**STATED PROBLEM**.
Find the word "subtitle" in the material below and gather every line that contains it.

**RECORD LIST**.
--------------------------------------------------

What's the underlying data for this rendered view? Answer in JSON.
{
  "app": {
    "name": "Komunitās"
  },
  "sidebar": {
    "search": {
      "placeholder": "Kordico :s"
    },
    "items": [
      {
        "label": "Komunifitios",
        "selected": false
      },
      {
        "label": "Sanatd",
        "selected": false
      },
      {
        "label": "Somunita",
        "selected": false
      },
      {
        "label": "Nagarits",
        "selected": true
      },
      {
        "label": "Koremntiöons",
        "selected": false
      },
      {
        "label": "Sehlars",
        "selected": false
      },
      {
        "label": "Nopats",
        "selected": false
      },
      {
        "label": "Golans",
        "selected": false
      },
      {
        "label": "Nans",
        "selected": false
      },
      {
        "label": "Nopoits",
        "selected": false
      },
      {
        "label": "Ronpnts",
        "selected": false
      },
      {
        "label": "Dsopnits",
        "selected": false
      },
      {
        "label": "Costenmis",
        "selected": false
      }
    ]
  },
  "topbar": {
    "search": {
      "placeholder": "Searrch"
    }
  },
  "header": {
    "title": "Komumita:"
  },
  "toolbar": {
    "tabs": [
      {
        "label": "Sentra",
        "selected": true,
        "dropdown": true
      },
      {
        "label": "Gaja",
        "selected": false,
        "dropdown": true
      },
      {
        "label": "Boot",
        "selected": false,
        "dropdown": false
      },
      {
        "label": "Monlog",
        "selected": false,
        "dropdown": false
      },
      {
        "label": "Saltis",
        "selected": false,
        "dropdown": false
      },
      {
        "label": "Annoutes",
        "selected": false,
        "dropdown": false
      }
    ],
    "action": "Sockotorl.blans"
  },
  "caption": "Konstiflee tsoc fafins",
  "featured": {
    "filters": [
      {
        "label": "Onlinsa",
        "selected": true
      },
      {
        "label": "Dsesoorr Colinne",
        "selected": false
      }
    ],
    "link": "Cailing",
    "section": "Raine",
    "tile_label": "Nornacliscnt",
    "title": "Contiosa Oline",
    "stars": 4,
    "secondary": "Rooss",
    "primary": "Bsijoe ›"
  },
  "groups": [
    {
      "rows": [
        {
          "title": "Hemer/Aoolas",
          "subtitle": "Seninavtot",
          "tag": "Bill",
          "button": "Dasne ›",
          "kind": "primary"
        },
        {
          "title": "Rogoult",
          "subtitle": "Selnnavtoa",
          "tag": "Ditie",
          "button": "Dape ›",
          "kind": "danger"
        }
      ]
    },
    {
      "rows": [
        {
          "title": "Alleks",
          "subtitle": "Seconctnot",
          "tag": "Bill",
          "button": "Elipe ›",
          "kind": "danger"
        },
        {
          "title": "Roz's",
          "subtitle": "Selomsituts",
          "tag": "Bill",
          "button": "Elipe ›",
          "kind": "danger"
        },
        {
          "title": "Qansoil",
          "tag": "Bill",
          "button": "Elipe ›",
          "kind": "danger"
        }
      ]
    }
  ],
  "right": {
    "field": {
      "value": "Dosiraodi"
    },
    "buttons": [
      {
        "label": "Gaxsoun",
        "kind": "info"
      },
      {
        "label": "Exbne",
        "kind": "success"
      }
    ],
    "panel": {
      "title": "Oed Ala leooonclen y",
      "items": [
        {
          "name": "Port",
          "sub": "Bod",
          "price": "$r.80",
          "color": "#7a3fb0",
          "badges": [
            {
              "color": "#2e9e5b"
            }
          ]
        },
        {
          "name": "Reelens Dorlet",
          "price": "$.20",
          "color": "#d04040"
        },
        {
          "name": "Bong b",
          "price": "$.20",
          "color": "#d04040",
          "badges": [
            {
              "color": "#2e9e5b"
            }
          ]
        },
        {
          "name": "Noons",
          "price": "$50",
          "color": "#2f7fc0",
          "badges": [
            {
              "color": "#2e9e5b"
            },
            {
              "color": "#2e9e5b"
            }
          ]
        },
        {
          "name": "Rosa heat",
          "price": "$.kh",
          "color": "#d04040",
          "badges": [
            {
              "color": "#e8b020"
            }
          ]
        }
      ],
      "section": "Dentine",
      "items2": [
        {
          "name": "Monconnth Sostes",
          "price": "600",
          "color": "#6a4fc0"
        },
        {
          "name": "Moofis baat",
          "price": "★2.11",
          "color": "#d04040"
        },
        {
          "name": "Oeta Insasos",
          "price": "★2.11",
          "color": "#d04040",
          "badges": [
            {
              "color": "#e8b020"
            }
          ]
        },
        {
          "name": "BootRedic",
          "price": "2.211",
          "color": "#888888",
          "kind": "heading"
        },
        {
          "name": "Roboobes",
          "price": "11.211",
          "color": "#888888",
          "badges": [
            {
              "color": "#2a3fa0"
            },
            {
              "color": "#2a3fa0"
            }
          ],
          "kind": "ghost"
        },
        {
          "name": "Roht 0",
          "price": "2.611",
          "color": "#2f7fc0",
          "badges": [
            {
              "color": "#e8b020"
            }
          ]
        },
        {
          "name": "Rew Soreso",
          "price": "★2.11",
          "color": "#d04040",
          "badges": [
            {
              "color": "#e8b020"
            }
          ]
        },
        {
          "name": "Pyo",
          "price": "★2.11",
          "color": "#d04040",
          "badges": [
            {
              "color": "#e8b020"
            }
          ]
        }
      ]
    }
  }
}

--------------------------------------------------

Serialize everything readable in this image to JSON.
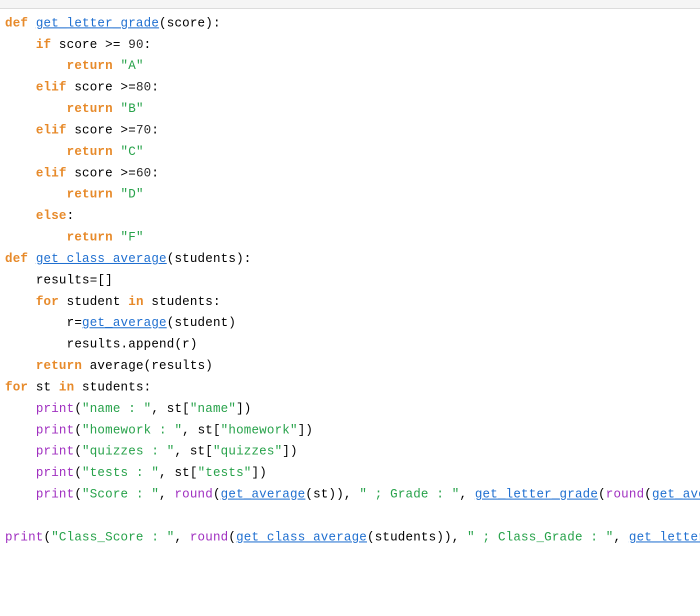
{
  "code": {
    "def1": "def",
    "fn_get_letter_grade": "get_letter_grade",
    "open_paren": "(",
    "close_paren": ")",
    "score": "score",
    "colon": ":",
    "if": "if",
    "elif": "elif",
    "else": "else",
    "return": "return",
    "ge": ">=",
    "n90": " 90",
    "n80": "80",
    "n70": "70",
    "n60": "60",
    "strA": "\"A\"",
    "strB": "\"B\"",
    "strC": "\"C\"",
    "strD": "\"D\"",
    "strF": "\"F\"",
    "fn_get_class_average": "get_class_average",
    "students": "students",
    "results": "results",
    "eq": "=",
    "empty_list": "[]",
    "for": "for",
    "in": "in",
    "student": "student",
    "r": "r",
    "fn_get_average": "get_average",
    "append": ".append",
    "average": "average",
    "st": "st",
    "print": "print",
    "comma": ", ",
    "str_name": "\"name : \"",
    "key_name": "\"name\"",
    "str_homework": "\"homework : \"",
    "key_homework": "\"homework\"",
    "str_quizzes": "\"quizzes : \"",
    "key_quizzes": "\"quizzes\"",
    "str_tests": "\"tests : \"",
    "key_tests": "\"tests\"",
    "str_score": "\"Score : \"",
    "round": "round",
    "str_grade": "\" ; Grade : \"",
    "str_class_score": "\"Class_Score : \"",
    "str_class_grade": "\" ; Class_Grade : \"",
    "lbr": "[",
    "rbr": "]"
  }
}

--------------------------------------------------

**ANSWER TO THIS PROBLEM**.
          "subtitle": "Seninavtot",
          "subtitle": "Selnnavtoa",
          "subtitle": "Seconctnot",
          "subtitle": "Selomsituts",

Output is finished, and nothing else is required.